--- Stored entries ---
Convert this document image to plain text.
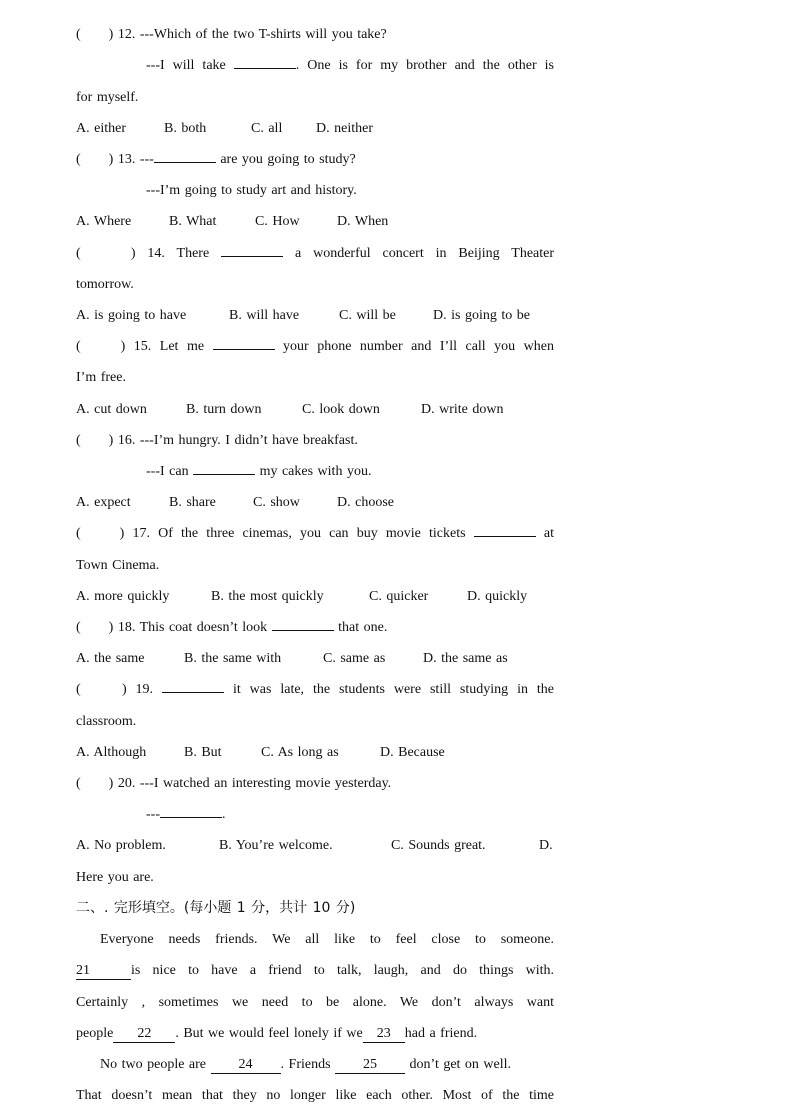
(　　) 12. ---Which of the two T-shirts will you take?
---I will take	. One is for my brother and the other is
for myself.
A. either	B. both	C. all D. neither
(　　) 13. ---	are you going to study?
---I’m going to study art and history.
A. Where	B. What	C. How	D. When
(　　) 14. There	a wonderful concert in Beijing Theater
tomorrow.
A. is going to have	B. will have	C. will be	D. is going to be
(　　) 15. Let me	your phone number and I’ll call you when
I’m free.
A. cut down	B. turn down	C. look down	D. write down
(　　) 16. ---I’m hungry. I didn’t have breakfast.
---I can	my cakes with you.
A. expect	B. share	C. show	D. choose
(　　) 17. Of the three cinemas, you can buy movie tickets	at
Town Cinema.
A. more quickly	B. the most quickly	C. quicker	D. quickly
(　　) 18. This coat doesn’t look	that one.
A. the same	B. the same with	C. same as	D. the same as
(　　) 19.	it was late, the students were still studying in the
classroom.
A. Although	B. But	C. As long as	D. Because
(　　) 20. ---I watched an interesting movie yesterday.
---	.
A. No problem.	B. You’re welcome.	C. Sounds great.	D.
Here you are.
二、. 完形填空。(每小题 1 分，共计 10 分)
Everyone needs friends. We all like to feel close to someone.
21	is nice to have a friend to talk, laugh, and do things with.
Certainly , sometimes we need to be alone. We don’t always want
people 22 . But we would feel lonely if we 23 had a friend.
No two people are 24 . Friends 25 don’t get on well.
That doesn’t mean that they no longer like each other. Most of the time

--- Goal ---
Extract all lines containing the word "with".

--- Solved exercise ---
---I can	my cakes with you.
A. the same	B. the same with	C. same as	D. the same as
21	is nice to have a friend to talk, laugh, and do things with.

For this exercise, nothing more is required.